» YOUR GOAL
Retype all of the entries word for word.

-- TASK MATERIAL start --

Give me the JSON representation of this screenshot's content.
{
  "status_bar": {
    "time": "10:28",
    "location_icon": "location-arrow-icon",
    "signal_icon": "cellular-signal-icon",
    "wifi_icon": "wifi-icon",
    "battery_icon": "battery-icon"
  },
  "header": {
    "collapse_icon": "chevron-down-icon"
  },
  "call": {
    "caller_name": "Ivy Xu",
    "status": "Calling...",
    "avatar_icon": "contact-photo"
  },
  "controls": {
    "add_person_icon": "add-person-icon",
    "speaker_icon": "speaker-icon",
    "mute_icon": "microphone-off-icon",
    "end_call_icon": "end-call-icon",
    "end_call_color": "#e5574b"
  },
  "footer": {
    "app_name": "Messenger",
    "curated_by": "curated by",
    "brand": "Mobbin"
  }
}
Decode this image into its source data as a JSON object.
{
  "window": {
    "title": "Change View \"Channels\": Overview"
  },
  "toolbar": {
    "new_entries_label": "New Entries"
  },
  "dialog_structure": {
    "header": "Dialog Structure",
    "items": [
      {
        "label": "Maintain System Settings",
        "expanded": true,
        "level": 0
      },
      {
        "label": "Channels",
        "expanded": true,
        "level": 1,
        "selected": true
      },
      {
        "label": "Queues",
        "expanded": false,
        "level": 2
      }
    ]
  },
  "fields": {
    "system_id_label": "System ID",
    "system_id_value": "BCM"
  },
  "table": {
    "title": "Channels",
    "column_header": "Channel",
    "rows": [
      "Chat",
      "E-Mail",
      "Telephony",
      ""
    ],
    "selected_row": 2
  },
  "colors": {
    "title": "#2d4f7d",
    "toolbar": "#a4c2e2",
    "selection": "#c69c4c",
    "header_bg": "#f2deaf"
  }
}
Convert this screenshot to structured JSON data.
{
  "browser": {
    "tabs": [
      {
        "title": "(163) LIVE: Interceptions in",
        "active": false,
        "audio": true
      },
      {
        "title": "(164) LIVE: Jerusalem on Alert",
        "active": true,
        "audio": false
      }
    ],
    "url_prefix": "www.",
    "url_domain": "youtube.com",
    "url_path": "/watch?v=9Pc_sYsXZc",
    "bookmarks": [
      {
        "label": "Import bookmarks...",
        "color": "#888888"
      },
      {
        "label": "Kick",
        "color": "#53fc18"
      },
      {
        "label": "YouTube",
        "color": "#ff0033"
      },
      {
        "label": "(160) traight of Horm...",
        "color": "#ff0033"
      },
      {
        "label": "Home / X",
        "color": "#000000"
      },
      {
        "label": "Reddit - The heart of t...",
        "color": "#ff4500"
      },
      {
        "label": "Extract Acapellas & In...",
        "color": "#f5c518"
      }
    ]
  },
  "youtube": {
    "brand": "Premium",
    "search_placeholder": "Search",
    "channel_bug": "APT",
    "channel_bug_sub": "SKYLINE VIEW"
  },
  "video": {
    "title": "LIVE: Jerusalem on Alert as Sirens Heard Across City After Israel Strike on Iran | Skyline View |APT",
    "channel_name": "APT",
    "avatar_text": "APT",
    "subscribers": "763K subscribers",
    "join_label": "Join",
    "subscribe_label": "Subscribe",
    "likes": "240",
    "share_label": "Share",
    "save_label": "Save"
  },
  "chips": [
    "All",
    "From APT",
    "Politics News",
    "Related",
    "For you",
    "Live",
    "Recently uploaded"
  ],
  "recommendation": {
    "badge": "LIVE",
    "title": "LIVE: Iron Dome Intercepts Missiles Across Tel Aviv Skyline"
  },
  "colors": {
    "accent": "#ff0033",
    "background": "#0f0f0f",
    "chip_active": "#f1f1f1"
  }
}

-- TASK MATERIAL end --

» OUTPUT OF THE TASK
Give me the JSON representation of this screenshot's content.
{
  "status_bar": {
    "time": "10:28",
    "location_icon": "location-arrow-icon",
    "signal_icon": "cellular-signal-icon",
    "wifi_icon": "wifi-icon",
    "battery_icon": "battery-icon"
  },
  "header": {
    "collapse_icon": "chevron-down-icon"
  },
  "call": {
    "caller_name": "Ivy Xu",
    "status": "Calling...",
    "avatar_icon": "contact-photo"
  },
  "controls": {
    "add_person_icon": "add-person-icon",
    "speaker_icon": "speaker-icon",
    "mute_icon": "microphone-off-icon",
    "end_call_icon": "end-call-icon",
    "end_call_color": "#e5574b"
  },
  "footer": {
    "app_name": "Messenger",
    "curated_by": "curated by",
    "brand": "Mobbin"
  }
}
Decode this image into its source data as a JSON object.
{
  "window": {
    "title": "Change View \"Channels\": Overview"
  },
  "toolbar": {
    "new_entries_label": "New Entries"
  },
  "dialog_structure": {
    "header": "Dialog Structure",
    "items": [
      {
        "label": "Maintain System Settings",
        "expanded": true,
        "level": 0
      },
      {
        "label": "Channels",
        "expanded": true,
        "level": 1,
        "selected": true
      },
      {
        "label": "Queues",
        "expanded": false,
        "level": 2
      }
    ]
  },
  "fields": {
    "system_id_label": "System ID",
    "system_id_value": "BCM"
  },
  "table": {
    "title": "Channels",
    "column_header": "Channel",
    "rows": [
      "Chat",
      "E-Mail",
      "Telephony",
      ""
    ],
    "selected_row": 2
  },
  "colors": {
    "title": "#2d4f7d",
    "toolbar": "#a4c2e2",
    "selection": "#c69c4c",
    "header_bg": "#f2deaf"
  }
}
Convert this screenshot to structured JSON data.
{
  "browser": {
    "tabs": [
      {
        "title": "(163) LIVE: Interceptions in",
        "active": false,
        "audio": true
      },
      {
        "title": "(164) LIVE: Jerusalem on Alert",
        "active": true,
        "audio": false
      }
    ],
    "url_prefix": "www.",
    "url_domain": "youtube.com",
    "url_path": "/watch?v=9Pc_sYsXZc",
    "bookmarks": [
      {
        "label": "Import bookmarks...",
        "color": "#888888"
      },
      {
        "label": "Kick",
        "color": "#53fc18"
      },
      {
        "label": "YouTube",
        "color": "#ff0033"
      },
      {
        "label": "(160) traight of Horm...",
        "color": "#ff0033"
      },
      {
        "label": "Home / X",
        "color": "#000000"
      },
      {
        "label": "Reddit - The heart of t...",
        "color": "#ff4500"
      },
      {
        "label": "Extract Acapellas & In...",
        "color": "#f5c518"
      }
    ]
  },
  "youtube": {
    "brand": "Premium",
    "search_placeholder": "Search",
    "channel_bug": "APT",
    "channel_bug_sub": "SKYLINE VIEW"
  },
  "video": {
    "title": "LIVE: Jerusalem on Alert as Sirens Heard Across City After Israel Strike on Iran | Skyline View |APT",
    "channel_name": "APT",
    "avatar_text": "APT",
    "subscribers": "763K subscribers",
    "join_label": "Join",
    "subscribe_label": "Subscribe",
    "likes": "240",
    "share_label": "Share",
    "save_label": "Save"
  },
  "chips": [
    "All",
    "From APT",
    "Politics News",
    "Related",
    "For you",
    "Live",
    "Recently uploaded"
  ],
  "recommendation": {
    "badge": "LIVE",
    "title": "LIVE: Iron Dome Intercepts Missiles Across Tel Aviv Skyline"
  },
  "colors": {
    "accent": "#ff0033",
    "background": "#0f0f0f",
    "chip_active": "#f1f1f1"
  }
}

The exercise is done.